▶ _WRITTEN REQUEST_:
Your task is to copy every record exactly.

■ ■ ■

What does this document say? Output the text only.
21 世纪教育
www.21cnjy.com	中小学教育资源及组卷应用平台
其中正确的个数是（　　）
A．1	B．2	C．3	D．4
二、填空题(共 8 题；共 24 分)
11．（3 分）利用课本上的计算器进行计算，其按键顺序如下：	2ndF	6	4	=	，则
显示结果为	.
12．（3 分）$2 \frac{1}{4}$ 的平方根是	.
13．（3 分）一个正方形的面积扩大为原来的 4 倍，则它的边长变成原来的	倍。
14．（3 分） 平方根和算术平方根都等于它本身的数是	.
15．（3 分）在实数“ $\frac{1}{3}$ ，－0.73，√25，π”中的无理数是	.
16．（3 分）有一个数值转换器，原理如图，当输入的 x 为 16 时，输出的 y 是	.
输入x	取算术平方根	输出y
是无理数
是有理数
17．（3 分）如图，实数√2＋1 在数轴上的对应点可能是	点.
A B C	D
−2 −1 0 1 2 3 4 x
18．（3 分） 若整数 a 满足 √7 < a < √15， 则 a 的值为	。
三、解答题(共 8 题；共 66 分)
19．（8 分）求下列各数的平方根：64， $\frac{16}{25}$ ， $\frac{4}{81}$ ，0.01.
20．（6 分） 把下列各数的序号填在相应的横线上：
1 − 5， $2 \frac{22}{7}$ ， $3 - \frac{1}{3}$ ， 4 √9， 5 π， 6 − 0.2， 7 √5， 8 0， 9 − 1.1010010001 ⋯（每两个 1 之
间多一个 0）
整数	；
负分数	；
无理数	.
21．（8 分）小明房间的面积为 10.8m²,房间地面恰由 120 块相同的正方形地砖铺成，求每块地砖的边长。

■ ■ ■

▶ _SOLUTION FOR THIS PROBLEM_:
What does this document say? Output the text only.
21 世纪教育
www.21cnjy.com	中小学教育资源及组卷应用平台
其中正确的个数是（　　）
A．1	B．2	C．3	D．4
二、填空题(共 8 题；共 24 分)
11．（3 分）利用课本上的计算器进行计算，其按键顺序如下：	2ndF	6	4	=	，则
显示结果为	.
12．（3 分）$2 \frac{1}{4}$ 的平方根是	.
13．（3 分）一个正方形的面积扩大为原来的 4 倍，则它的边长变成原来的	倍。
14．（3 分） 平方根和算术平方根都等于它本身的数是	.
15．（3 分）在实数“ $\frac{1}{3}$ ，－0.73，√25，π”中的无理数是	.
16．（3 分）有一个数值转换器，原理如图，当输入的 x 为 16 时，输出的 y 是	.
输入x	取算术平方根	输出y
是无理数
是有理数
17．（3 分）如图，实数√2＋1 在数轴上的对应点可能是	点.
A B C	D
−2 −1 0 1 2 3 4 x
18．（3 分） 若整数 a 满足 √7 < a < √15， 则 a 的值为	。
三、解答题(共 8 题；共 66 分)
19．（8 分）求下列各数的平方根：64， $\frac{16}{25}$ ， $\frac{4}{81}$ ，0.01.
20．（6 分） 把下列各数的序号填在相应的横线上：
1 − 5， $2 \frac{22}{7}$ ， $3 - \frac{1}{3}$ ， 4 √9， 5 π， 6 − 0.2， 7 √5， 8 0， 9 − 1.1010010001 ⋯（每两个 1 之
间多一个 0）
整数	；
负分数	；
无理数	.
21．（8 分）小明房间的面积为 10.8m²,房间地面恰由 120 块相同的正方形地砖铺成，求每块地砖的边长。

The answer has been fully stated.